*EXERCISE*: State the count of lines below in which the word "York" appears, and add nothing.

Data entries:
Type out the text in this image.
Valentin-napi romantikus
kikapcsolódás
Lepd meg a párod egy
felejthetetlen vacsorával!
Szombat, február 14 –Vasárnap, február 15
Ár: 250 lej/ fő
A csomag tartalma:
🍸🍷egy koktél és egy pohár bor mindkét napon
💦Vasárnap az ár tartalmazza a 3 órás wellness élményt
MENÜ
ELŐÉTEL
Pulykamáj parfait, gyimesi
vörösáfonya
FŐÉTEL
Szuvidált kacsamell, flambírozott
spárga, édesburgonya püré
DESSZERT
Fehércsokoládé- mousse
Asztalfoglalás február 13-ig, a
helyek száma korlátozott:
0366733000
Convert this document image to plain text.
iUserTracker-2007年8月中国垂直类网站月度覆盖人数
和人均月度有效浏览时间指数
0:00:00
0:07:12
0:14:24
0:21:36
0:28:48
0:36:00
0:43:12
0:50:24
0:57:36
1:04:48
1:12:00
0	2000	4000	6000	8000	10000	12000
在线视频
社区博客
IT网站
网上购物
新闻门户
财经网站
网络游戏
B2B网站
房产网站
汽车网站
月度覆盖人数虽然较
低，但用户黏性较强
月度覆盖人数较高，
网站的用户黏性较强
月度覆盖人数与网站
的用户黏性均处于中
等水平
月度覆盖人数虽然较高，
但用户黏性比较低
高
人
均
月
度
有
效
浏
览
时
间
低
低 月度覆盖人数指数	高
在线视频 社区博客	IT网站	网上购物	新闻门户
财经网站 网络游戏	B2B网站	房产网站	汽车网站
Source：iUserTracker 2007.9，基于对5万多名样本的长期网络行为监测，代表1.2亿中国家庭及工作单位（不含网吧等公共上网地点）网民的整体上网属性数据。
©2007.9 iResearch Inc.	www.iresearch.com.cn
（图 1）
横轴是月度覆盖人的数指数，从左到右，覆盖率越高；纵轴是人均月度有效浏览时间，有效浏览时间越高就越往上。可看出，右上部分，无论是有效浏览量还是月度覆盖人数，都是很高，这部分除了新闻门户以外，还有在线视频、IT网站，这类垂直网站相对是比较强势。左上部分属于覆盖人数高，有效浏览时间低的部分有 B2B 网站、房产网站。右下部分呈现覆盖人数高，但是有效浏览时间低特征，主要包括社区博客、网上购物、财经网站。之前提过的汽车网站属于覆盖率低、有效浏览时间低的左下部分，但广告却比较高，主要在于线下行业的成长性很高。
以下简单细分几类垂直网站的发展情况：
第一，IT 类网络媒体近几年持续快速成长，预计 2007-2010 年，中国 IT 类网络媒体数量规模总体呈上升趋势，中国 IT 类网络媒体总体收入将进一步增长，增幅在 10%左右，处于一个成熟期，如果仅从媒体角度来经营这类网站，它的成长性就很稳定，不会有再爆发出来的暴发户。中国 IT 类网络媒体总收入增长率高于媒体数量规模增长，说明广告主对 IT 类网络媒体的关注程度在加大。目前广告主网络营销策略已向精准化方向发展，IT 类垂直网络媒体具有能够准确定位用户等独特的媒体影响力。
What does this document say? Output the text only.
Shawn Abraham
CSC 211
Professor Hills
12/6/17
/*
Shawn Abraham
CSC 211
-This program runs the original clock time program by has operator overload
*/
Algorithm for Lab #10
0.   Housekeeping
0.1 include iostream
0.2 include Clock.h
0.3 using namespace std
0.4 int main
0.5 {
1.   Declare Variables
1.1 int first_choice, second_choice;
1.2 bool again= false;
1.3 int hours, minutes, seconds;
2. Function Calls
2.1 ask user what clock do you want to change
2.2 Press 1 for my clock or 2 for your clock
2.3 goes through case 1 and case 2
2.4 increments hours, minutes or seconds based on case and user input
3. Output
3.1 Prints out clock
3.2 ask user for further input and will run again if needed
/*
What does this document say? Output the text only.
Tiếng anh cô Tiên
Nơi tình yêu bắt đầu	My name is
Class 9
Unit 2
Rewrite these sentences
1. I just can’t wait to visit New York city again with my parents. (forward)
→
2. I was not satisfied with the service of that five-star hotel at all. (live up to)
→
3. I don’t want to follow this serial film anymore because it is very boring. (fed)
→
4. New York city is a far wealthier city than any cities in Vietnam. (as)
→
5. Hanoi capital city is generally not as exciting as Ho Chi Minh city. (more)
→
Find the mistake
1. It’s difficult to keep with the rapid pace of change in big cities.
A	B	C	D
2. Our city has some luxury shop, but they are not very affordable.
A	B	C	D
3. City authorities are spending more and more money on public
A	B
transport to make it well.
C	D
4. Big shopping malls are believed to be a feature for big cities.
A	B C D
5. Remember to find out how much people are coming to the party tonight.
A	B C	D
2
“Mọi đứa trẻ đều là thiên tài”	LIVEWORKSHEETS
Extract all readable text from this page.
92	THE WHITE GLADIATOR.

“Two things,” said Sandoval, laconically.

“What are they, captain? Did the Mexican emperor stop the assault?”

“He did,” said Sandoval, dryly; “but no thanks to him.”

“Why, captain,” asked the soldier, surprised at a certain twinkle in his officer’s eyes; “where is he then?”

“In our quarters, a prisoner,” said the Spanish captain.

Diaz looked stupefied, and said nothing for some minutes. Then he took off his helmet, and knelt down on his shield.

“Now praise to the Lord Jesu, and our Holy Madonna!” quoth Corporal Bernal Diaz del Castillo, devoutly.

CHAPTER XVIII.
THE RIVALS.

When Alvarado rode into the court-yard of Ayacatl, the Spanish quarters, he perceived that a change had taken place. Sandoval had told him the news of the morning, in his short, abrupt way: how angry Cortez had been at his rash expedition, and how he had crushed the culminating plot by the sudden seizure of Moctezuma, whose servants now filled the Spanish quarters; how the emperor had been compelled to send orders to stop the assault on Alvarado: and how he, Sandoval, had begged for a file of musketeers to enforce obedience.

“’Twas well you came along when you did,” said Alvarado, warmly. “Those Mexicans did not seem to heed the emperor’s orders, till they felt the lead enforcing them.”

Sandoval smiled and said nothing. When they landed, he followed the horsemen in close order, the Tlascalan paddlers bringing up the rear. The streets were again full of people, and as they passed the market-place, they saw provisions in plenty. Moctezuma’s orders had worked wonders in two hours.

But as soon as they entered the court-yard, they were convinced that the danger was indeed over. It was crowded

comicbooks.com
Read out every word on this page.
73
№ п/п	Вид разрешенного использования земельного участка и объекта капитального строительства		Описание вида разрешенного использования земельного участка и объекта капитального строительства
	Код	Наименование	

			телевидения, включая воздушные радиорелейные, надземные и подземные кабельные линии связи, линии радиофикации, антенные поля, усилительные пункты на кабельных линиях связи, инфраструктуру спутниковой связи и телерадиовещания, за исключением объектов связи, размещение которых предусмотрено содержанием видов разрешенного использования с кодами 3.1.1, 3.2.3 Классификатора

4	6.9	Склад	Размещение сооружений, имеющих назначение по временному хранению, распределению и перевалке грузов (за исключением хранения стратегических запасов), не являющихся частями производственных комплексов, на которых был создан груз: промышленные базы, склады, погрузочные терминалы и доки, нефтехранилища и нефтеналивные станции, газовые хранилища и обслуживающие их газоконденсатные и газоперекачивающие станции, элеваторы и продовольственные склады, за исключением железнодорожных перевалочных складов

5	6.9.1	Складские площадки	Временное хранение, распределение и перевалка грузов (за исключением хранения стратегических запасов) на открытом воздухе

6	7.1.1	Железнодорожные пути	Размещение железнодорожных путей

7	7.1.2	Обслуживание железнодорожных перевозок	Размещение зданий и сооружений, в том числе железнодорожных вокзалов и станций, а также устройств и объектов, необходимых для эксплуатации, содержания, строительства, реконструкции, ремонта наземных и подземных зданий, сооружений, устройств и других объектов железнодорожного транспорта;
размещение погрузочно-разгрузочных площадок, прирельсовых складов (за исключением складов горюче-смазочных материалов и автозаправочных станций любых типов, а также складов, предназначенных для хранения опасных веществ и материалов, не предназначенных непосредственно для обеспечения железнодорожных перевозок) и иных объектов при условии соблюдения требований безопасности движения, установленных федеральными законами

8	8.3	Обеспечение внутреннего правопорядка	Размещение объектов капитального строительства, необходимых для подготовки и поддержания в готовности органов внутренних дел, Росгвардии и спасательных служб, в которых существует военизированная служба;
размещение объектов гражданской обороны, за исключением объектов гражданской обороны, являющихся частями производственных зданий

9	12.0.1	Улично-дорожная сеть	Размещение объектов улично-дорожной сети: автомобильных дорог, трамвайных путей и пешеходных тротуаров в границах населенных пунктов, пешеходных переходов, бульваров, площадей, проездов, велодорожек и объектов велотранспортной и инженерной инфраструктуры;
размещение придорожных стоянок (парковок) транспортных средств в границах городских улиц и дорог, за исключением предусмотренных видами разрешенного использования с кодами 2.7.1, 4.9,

*RESPONSE TO THIS TASK*: 2